- **Dataset records**:

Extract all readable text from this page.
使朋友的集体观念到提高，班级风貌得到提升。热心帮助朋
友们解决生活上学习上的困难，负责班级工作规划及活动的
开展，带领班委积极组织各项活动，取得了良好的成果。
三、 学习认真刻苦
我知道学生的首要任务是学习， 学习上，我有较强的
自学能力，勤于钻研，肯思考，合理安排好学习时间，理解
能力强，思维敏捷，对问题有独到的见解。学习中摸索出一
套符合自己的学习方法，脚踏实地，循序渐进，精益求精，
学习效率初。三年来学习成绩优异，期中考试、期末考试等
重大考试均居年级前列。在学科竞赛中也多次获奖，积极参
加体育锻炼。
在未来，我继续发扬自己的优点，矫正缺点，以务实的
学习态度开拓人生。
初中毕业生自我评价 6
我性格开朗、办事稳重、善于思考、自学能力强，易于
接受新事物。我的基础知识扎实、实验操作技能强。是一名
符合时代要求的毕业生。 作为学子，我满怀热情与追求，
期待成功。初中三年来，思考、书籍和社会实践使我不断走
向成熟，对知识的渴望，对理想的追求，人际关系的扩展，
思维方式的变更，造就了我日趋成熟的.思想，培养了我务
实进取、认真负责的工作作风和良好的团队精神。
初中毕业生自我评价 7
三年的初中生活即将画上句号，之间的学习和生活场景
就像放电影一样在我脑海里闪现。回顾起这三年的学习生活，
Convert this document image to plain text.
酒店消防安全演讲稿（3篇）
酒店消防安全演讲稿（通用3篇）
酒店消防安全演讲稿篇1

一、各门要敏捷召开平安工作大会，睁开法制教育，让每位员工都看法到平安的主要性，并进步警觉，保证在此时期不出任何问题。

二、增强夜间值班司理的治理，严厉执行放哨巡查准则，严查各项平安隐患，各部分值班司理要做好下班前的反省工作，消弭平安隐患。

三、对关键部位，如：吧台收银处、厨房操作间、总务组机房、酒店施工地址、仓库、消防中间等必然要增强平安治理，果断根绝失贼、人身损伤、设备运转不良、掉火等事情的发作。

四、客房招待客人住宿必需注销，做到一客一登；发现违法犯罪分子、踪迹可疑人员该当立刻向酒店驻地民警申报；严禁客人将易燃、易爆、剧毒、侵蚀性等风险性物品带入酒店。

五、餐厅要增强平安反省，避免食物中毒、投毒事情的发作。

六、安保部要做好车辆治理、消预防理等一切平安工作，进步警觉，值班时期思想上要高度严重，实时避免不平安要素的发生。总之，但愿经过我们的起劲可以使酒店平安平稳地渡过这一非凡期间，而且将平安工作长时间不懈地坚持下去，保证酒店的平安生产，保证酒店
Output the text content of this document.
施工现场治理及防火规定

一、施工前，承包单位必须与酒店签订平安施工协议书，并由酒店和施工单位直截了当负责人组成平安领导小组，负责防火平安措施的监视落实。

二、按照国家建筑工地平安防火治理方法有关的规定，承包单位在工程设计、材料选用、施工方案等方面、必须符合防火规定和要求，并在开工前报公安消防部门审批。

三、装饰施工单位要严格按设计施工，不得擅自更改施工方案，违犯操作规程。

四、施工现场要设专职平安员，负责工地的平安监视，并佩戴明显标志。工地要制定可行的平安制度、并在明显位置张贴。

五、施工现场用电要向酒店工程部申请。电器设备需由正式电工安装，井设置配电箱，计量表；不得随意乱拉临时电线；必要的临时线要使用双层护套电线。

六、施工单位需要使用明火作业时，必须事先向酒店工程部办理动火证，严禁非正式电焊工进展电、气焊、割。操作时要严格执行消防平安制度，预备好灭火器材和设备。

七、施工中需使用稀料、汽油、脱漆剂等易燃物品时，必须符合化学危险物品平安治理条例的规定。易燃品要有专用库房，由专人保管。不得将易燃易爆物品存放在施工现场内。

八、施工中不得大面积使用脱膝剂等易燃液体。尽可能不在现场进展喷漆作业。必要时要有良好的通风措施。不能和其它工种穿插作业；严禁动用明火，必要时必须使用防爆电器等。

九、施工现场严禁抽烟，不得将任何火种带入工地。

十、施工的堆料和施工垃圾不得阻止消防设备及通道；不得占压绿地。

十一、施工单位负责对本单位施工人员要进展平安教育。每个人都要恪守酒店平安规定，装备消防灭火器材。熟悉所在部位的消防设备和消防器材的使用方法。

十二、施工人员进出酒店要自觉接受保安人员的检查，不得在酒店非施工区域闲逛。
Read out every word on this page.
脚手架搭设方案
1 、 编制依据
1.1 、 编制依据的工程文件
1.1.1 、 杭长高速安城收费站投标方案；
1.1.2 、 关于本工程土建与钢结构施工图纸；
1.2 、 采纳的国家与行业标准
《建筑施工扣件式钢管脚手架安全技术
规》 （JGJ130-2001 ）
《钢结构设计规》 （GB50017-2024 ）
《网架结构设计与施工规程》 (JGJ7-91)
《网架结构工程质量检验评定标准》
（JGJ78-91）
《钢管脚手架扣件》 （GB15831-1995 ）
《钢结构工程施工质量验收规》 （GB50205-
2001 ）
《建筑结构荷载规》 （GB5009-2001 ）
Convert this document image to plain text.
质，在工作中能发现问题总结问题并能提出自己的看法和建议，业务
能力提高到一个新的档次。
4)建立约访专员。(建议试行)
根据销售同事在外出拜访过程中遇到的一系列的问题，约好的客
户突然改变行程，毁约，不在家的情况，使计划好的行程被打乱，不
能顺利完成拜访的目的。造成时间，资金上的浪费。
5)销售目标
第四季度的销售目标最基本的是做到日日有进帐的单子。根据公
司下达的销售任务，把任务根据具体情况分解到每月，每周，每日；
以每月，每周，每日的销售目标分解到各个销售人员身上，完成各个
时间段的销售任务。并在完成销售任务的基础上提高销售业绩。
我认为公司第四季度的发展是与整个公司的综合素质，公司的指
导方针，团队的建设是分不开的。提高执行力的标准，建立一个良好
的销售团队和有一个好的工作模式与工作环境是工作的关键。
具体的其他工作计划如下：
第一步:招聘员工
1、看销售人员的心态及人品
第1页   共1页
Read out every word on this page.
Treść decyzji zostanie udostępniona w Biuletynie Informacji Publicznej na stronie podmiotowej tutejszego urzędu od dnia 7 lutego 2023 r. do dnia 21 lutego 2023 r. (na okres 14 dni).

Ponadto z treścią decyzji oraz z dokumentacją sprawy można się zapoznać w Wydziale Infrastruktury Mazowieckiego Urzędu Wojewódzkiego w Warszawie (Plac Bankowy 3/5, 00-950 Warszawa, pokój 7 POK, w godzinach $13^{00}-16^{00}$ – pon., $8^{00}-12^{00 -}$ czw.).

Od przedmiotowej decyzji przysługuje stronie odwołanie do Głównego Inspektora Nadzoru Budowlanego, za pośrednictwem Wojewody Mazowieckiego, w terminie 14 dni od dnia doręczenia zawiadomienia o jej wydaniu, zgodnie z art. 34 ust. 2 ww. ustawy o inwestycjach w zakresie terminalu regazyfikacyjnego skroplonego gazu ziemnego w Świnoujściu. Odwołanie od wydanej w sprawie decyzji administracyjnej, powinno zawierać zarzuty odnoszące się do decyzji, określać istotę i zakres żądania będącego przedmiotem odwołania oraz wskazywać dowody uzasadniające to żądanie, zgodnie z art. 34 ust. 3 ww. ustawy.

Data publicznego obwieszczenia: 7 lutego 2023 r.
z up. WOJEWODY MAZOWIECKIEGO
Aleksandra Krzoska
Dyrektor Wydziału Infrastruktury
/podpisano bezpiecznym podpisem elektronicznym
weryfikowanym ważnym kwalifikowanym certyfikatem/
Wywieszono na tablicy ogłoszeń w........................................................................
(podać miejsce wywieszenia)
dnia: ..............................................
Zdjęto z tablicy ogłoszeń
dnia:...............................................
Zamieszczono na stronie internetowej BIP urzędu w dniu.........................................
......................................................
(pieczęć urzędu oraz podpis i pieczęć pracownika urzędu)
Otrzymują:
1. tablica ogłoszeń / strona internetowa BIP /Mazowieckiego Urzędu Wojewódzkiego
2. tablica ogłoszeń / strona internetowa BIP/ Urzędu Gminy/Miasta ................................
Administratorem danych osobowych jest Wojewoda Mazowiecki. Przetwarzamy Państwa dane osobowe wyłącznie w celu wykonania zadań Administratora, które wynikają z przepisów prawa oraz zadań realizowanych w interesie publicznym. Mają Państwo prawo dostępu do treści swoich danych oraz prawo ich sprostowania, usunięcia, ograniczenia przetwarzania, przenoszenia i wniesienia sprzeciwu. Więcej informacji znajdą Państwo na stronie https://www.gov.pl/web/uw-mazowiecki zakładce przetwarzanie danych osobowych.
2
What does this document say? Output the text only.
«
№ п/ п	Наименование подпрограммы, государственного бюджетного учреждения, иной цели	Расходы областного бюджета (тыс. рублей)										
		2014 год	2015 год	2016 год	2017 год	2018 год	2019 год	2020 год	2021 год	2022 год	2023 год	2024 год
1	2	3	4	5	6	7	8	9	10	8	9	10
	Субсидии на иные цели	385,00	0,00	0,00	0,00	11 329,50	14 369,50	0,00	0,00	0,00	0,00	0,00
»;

- **What the task requires**: Find each line with the string "strona" and copy it out.

- **Solution to this task**:
1. tablica ogłoszeń / strona internetowa BIP /Mazowieckiego Urzędu Wojewódzkiego
2. tablica ogłoszeń / strona internetowa BIP/ Urzędu Gminy/Miasta ................................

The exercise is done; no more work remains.